§ **PROBLEM**
Recast the data from its first line through the line containing "sidebar-item-label: Network: [30, 230, 101, 250]" as a JSON list of strings, one string per line, with blank lines omitted.
[START]
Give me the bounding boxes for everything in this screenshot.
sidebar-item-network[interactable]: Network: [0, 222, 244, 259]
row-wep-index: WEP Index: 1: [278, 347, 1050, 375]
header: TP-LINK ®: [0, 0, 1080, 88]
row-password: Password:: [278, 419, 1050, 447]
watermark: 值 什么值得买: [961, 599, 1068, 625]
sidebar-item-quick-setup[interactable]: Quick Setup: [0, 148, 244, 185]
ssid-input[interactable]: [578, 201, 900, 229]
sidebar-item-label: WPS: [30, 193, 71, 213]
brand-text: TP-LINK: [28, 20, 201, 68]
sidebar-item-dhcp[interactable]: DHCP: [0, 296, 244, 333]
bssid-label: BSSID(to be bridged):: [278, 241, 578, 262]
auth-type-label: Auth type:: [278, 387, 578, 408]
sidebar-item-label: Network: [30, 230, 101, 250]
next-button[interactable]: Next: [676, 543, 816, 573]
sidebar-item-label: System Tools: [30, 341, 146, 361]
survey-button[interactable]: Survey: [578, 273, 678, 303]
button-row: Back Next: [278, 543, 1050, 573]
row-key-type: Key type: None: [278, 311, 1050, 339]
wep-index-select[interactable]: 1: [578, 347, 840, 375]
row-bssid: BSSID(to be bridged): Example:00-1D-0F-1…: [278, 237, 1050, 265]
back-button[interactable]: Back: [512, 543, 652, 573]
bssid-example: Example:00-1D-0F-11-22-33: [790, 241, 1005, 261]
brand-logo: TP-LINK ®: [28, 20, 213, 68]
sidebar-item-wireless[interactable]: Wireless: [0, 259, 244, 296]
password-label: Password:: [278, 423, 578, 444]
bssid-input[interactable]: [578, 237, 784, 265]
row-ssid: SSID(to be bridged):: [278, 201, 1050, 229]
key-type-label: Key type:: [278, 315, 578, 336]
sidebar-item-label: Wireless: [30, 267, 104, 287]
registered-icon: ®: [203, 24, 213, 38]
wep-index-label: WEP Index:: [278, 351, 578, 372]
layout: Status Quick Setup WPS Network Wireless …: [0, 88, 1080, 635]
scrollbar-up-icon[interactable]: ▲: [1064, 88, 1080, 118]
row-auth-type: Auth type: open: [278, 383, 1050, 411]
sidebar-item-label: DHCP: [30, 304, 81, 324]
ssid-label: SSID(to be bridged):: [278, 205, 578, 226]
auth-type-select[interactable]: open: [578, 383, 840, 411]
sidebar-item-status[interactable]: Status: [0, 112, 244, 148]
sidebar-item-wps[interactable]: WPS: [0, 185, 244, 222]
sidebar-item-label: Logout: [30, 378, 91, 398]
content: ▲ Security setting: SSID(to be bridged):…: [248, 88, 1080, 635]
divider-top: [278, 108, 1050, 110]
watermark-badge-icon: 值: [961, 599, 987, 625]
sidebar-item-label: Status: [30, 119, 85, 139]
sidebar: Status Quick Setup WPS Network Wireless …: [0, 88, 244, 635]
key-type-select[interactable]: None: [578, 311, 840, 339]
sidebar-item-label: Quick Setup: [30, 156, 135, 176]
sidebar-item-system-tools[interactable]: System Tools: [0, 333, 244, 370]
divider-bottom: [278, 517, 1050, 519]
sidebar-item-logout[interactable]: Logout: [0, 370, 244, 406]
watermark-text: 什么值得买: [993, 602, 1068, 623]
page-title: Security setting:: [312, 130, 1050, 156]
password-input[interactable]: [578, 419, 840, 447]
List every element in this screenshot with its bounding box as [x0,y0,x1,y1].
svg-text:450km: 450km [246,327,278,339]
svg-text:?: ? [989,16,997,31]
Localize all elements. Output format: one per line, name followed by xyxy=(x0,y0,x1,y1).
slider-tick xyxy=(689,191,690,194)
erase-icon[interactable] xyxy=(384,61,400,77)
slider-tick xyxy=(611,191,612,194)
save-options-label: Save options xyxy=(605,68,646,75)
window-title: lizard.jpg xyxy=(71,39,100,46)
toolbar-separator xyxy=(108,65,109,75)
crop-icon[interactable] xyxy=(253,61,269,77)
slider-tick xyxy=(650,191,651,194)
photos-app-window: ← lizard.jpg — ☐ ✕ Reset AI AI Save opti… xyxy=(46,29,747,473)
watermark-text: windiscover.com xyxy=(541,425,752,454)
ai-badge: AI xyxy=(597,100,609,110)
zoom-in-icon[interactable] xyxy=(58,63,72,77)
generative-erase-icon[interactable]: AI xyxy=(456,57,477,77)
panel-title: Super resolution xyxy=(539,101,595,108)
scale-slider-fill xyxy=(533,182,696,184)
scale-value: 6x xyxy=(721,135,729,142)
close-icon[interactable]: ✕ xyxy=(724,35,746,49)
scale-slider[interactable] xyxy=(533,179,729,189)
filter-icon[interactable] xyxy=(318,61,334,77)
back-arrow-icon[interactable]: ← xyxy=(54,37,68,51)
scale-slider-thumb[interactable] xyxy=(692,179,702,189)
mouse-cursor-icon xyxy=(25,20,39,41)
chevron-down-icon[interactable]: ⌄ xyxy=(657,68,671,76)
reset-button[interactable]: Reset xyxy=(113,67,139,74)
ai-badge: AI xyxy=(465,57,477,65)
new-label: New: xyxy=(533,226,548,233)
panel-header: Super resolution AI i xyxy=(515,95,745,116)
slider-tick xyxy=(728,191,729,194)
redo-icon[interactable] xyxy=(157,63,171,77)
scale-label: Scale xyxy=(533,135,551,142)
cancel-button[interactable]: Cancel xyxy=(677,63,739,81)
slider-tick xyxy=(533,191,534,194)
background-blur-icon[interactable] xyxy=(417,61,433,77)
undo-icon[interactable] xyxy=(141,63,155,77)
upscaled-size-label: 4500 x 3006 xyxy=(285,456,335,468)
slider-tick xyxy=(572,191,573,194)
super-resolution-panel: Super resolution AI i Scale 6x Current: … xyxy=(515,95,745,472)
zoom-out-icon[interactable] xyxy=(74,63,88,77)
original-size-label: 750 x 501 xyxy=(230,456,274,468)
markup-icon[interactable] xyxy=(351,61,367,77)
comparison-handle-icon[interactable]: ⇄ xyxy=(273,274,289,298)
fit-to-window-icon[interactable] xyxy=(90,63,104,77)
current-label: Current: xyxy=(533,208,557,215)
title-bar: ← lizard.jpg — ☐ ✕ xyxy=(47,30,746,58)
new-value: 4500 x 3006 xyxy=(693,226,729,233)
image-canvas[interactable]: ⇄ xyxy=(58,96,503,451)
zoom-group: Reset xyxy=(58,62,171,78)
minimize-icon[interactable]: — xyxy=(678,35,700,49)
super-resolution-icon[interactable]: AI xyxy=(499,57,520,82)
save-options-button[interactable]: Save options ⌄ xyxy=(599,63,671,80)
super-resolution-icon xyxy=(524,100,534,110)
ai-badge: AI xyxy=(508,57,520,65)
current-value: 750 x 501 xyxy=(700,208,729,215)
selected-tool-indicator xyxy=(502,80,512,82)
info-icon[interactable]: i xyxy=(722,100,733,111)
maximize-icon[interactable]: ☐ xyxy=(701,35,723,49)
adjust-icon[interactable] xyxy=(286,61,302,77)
[END]
§ **FULL OUTPUT**
[
  "Give me the bounding boxes for everything in this screenshot.",
  "sidebar-item-network[interactable]: Network: [0, 222, 244, 259]",
  "row-wep-index: WEP Index: 1: [278, 347, 1050, 375]",
  "header: TP-LINK ®: [0, 0, 1080, 88]",
  "row-password: Password:: [278, 419, 1050, 447]",
  "watermark: 值 什么值得买: [961, 599, 1068, 625]",
  "sidebar-item-quick-setup[interactable]: Quick Setup: [0, 148, 244, 185]",
  "ssid-input[interactable]: [578, 201, 900, 229]",
  "sidebar-item-label: WPS: [30, 193, 71, 213]",
  "brand-text: TP-LINK: [28, 20, 201, 68]",
  "sidebar-item-dhcp[interactable]: DHCP: [0, 296, 244, 333]",
  "bssid-label: BSSID(to be bridged):: [278, 241, 578, 262]",
  "auth-type-label: Auth type:: [278, 387, 578, 408]",
  "sidebar-item-label: Network: [30, 230, 101, 250]"
]